[Saved entries]
◇ ◇ ◇ ◇
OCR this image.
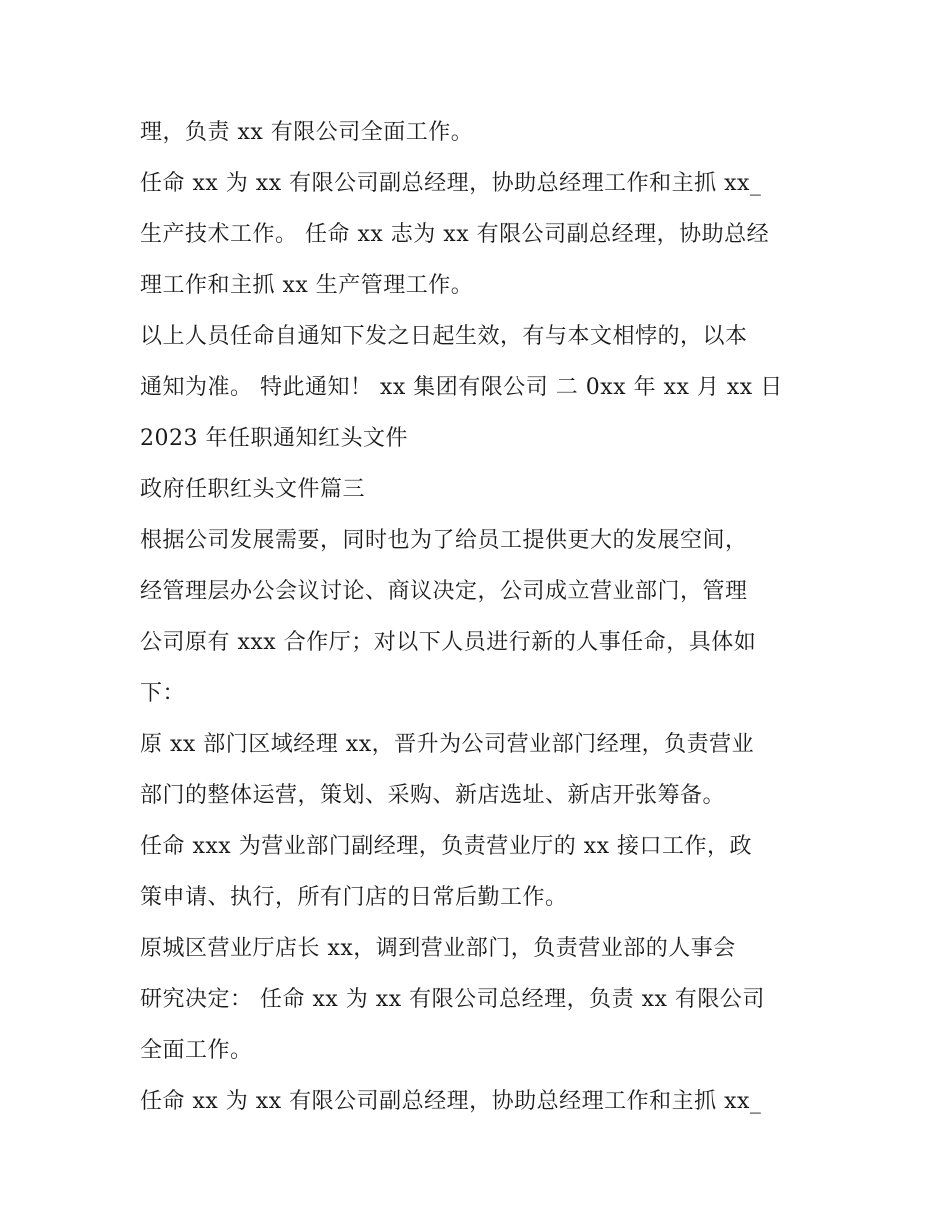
理，负责 xx 有限公司全面工作。
任命 xx 为 xx 有限公司副总经理，协助总经理工作和主抓 xx_
生产技术工作。 任命 xx 志为 xx 有限公司副总经理，协助总经
理工作和主抓 xx 生产管理工作。
以上人员任命自通知下发之日起生效，有与本文相悖的，以本
通知为准。 特此通知！ xx 集团有限公司 二 0xx 年 xx 月 xx 日
2023 年任职通知红头文件
政府任职红头文件篇三
根据公司发展需要，同时也为了给员工提供更大的发展空间，
经管理层办公会议讨论、商议决定，公司成立营业部门，管理
公司原有 xxx 合作厅；对以下人员进行新的人事任命，具体如
下：
原 xx 部门区域经理 xx，晋升为公司营业部门经理，负责营业
部门的整体运营，策划、采购、新店选址、新店开张筹备。
任命 xxx 为营业部门副经理，负责营业厅的 xx 接口工作，政
策申请、执行，所有门店的日常后勤工作。
原城区营业厅店长 xx，调到营业部门，负责营业部的人事会
研究决定： 任命 xx 为 xx 有限公司总经理，负责 xx 有限公司
全面工作。
任命 xx 为 xx 有限公司副总经理，协助总经理工作和主抓 xx_
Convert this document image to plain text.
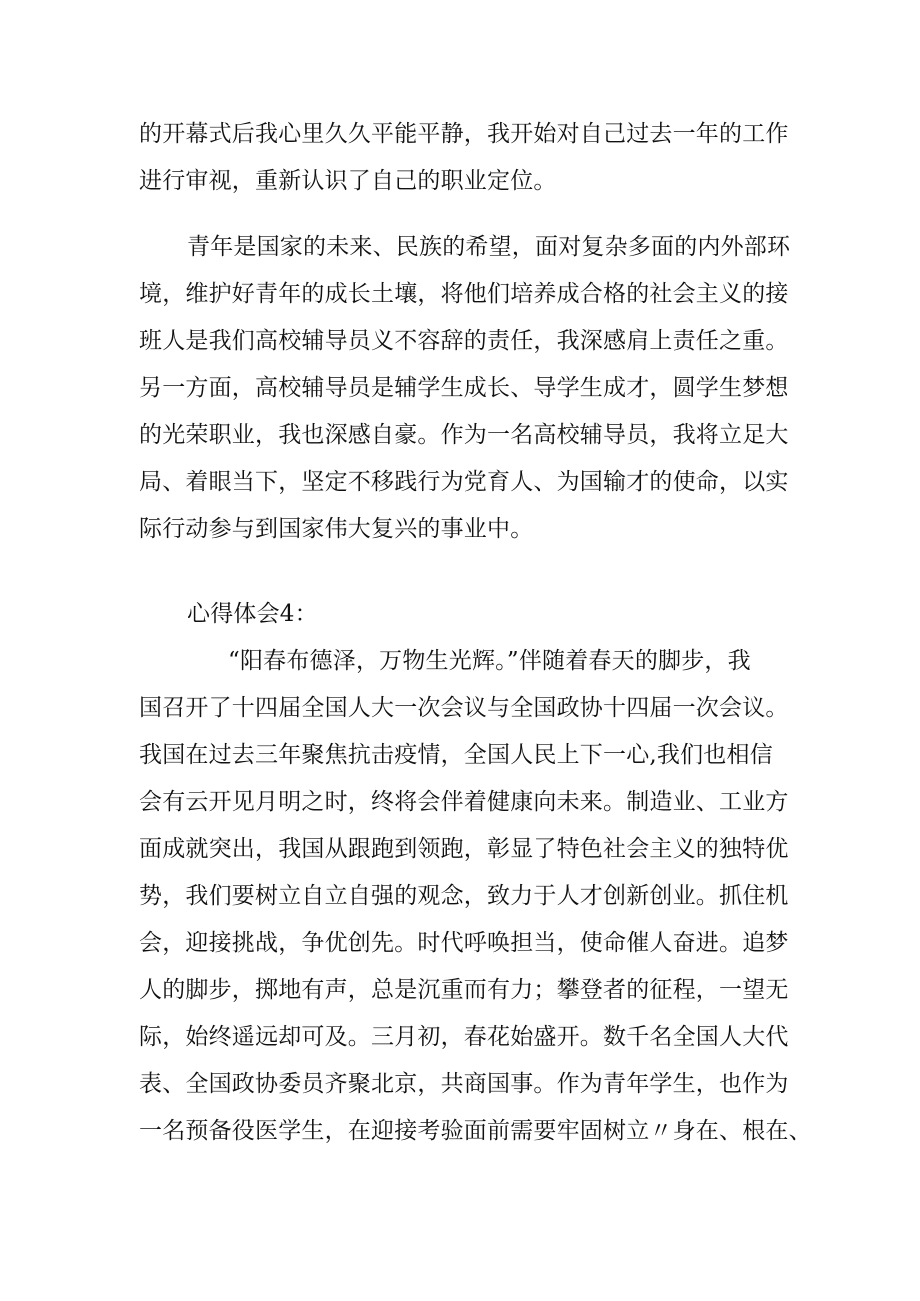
的开幕式后我心里久久平能平静，我开始对自己过去一年的工作
进行审视，重新认识了自己的职业定位。
青年是国家的未来、民族的希望，面对复杂多面的内外部环
境，维护好青年的成长土壤，将他们培养成合格的社会主义的接
班人是我们高校辅导员义不容辞的责任，我深感肩上责任之重。
另一方面，高校辅导员是辅学生成长、导学生成才，圆学生梦想
的光荣职业，我也深感自豪。作为一名高校辅导员，我将立足大
局、着眼当下，坚定不移践行为党育人、为国输才的使命，以实
际行动参与到国家伟大复兴的事业中。
心得体会4：
“阳春布德泽，万物生光辉。”伴随着春天的脚步，我
国召开了十四届全国人大一次会议与全国政协十四届一次会议。
我国在过去三年聚焦抗击疫情，全国人民上下一心,我们也相信
会有云开见月明之时，终将会伴着健康向未来。制造业、工业方
面成就突出，我国从跟跑到领跑，彰显了特色社会主义的独特优
势，我们要树立自立自强的观念，致力于人才创新创业。抓住机
会，迎接挑战，争优创先。时代呼唤担当，使命催人奋进。追梦
人的脚步，掷地有声，总是沉重而有力；攀登者的征程，一望无
际，始终遥远却可及。三月初，春花始盛开。数千名全国人大代
表、全国政协委员齐聚北京，共商国事。作为青年学生，也作为
一名预备役医学生，在迎接考验面前需要牢固树立〃身在、根在、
◇ ◇ ◇ ◇
§ YOUR GOAL:
Reproduce the full material exactly, excluding the pictures.

§ ANSWER TO THIS PROBLEM:
OCR this image.
理，负责 xx 有限公司全面工作。
任命 xx 为 xx 有限公司副总经理，协助总经理工作和主抓 xx_
生产技术工作。 任命 xx 志为 xx 有限公司副总经理，协助总经
理工作和主抓 xx 生产管理工作。
以上人员任命自通知下发之日起生效，有与本文相悖的，以本
通知为准。 特此通知！ xx 集团有限公司 二 0xx 年 xx 月 xx 日
2023 年任职通知红头文件
政府任职红头文件篇三
根据公司发展需要，同时也为了给员工提供更大的发展空间，
经管理层办公会议讨论、商议决定，公司成立营业部门，管理
公司原有 xxx 合作厅；对以下人员进行新的人事任命，具体如
下：
原 xx 部门区域经理 xx，晋升为公司营业部门经理，负责营业
部门的整体运营，策划、采购、新店选址、新店开张筹备。
任命 xxx 为营业部门副经理，负责营业厅的 xx 接口工作，政
策申请、执行，所有门店的日常后勤工作。
原城区营业厅店长 xx，调到营业部门，负责营业部的人事会
研究决定： 任命 xx 为 xx 有限公司总经理，负责 xx 有限公司
全面工作。
任命 xx 为 xx 有限公司副总经理，协助总经理工作和主抓 xx_
Convert this document image to plain text.
的开幕式后我心里久久平能平静，我开始对自己过去一年的工作
进行审视，重新认识了自己的职业定位。
青年是国家的未来、民族的希望，面对复杂多面的内外部环
境，维护好青年的成长土壤，将他们培养成合格的社会主义的接
班人是我们高校辅导员义不容辞的责任，我深感肩上责任之重。
另一方面，高校辅导员是辅学生成长、导学生成才，圆学生梦想
的光荣职业，我也深感自豪。作为一名高校辅导员，我将立足大
局、着眼当下，坚定不移践行为党育人、为国输才的使命，以实
际行动参与到国家伟大复兴的事业中。
心得体会4：
“阳春布德泽，万物生光辉。”伴随着春天的脚步，我
国召开了十四届全国人大一次会议与全国政协十四届一次会议。
我国在过去三年聚焦抗击疫情，全国人民上下一心,我们也相信
会有云开见月明之时，终将会伴着健康向未来。制造业、工业方
面成就突出，我国从跟跑到领跑，彰显了特色社会主义的独特优
势，我们要树立自立自强的观念，致力于人才创新创业。抓住机
会，迎接挑战，争优创先。时代呼唤担当，使命催人奋进。追梦
人的脚步，掷地有声，总是沉重而有力；攀登者的征程，一望无
际，始终遥远却可及。三月初，春花始盛开。数千名全国人大代
表、全国政协委员齐聚北京，共商国事。作为青年学生，也作为
一名预备役医学生，在迎接考验面前需要牢固树立〃身在、根在、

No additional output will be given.